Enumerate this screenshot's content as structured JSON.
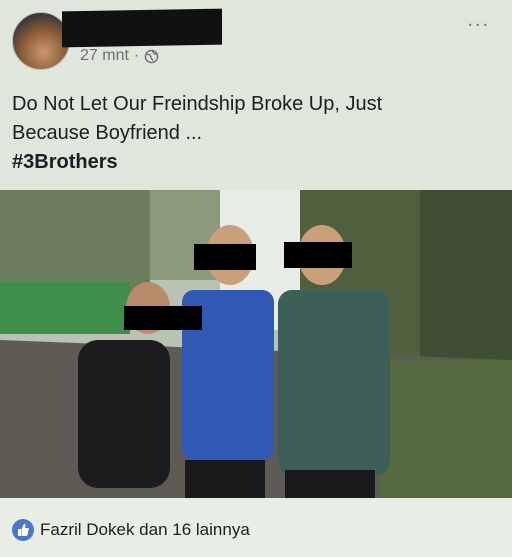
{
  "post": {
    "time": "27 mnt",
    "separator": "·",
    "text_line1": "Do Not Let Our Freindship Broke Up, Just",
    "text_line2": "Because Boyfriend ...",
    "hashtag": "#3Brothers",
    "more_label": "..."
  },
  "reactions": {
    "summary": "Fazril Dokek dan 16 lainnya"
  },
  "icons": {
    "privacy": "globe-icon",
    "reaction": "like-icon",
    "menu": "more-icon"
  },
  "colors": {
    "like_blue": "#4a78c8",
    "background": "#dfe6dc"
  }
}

--

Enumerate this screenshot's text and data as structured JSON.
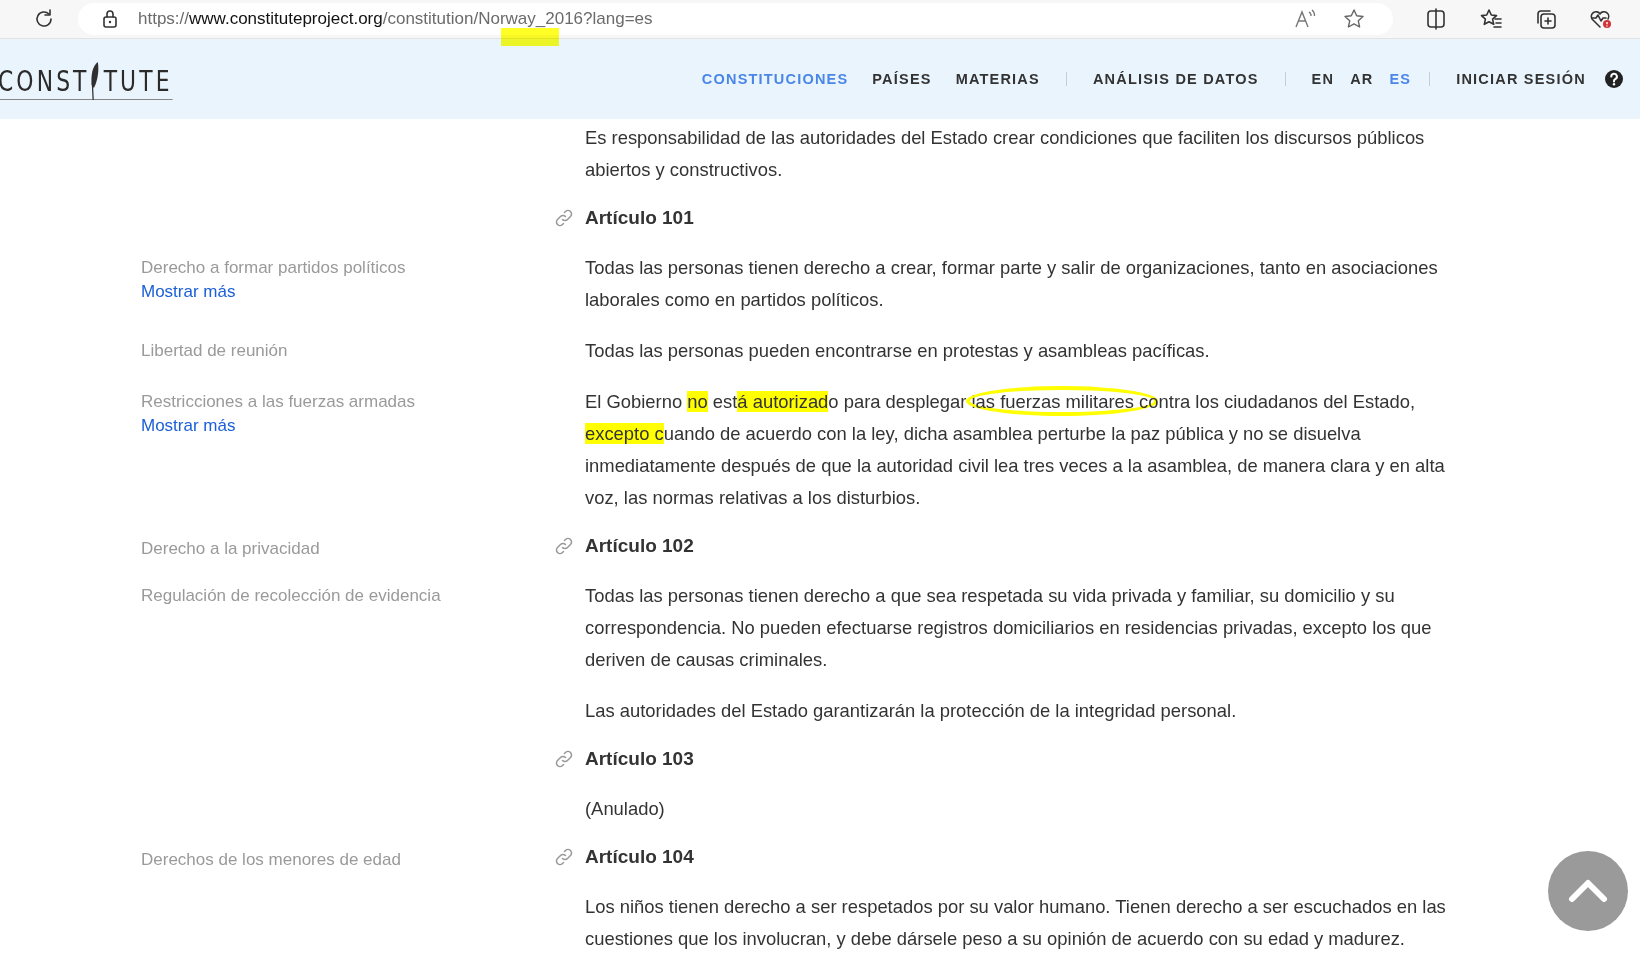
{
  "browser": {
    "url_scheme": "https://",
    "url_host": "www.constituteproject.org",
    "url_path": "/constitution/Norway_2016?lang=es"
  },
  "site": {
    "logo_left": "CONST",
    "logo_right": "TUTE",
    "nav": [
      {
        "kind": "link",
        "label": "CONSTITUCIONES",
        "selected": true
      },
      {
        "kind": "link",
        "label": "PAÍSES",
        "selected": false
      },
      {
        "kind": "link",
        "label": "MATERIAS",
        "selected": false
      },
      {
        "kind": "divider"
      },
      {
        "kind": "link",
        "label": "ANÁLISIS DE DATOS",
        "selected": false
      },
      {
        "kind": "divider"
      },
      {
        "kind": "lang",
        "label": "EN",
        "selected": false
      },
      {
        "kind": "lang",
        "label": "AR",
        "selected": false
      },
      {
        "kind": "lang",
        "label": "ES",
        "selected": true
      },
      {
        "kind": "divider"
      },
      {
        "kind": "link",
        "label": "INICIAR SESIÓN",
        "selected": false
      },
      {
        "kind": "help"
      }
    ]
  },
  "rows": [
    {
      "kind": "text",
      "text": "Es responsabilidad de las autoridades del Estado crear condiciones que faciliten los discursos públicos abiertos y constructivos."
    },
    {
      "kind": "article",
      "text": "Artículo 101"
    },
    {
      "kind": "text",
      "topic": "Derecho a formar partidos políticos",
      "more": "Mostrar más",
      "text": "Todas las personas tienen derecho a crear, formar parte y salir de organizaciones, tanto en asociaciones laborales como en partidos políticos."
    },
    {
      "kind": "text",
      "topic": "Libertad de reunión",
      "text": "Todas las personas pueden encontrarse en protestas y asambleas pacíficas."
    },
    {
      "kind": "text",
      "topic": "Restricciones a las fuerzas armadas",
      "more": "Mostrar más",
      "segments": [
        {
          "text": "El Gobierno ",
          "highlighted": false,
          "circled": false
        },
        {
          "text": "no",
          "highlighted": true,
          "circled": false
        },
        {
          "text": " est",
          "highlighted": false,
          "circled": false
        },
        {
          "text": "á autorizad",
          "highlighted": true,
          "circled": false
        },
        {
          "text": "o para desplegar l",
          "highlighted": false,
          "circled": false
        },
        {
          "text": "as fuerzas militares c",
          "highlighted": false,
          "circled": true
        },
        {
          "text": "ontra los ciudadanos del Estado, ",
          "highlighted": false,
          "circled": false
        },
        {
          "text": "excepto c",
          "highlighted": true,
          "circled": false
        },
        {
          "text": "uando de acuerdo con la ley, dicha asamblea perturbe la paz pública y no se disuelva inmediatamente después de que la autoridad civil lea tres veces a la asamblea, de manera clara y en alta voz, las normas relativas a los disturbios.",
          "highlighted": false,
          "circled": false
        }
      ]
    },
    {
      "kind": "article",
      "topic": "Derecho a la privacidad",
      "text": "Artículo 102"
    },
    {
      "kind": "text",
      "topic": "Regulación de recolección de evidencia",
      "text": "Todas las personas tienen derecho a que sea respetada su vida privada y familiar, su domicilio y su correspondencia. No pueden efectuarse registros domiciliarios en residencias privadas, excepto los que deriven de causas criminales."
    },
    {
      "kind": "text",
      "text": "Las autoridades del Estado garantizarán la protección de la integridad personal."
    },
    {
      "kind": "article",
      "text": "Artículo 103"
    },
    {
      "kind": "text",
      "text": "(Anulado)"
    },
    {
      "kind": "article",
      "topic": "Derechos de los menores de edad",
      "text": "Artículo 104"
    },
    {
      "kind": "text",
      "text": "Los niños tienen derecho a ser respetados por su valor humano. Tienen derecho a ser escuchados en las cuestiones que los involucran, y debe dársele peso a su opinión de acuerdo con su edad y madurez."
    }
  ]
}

--

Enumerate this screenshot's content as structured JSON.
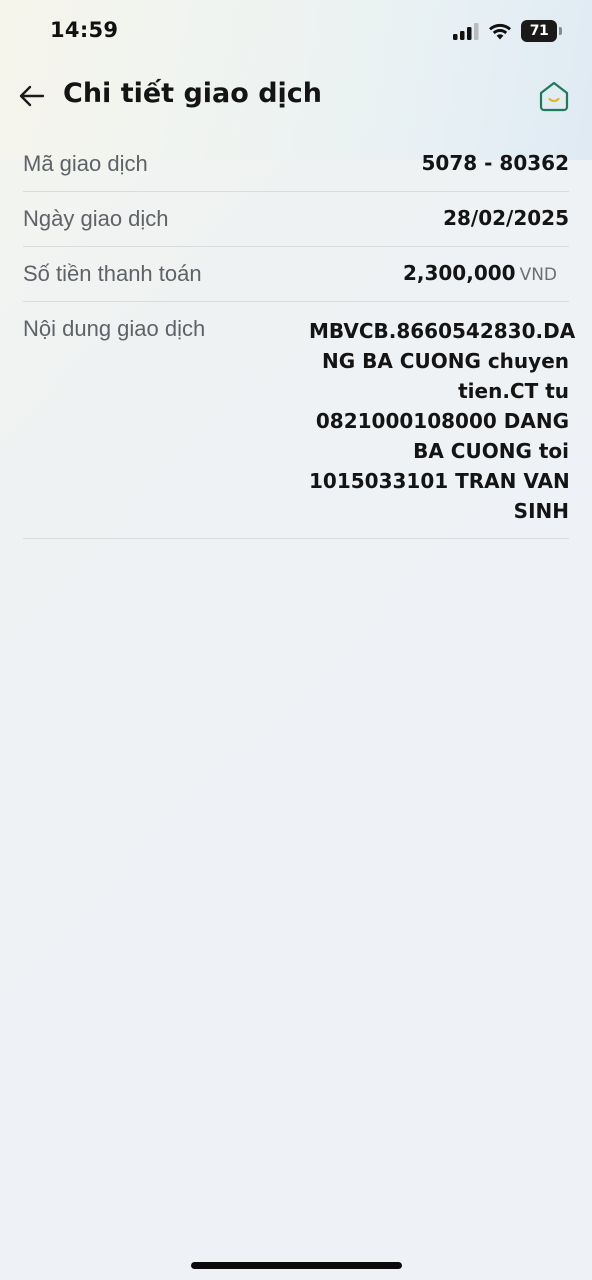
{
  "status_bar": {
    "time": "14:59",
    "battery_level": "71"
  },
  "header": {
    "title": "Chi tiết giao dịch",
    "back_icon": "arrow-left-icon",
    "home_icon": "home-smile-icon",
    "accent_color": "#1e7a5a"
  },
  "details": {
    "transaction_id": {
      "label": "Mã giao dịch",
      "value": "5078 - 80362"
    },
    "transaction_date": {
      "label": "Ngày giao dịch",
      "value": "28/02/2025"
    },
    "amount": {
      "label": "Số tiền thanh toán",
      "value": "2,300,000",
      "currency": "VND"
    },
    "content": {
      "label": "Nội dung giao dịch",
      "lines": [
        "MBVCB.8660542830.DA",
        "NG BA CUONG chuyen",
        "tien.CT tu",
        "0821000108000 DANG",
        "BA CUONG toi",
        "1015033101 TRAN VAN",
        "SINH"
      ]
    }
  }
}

**Your task:** Each line that has the word "topic" should be copied.

**Full response:**
      "topic": "Derecho a formar partidos políticos",
      "topic": "Libertad de reunión",
      "topic": "Restricciones a las fuerzas armadas",
      "topic": "Derecho a la privacidad",
      "topic": "Regulación de recolección de evidencia",
      "topic": "Derechos de los menores de edad",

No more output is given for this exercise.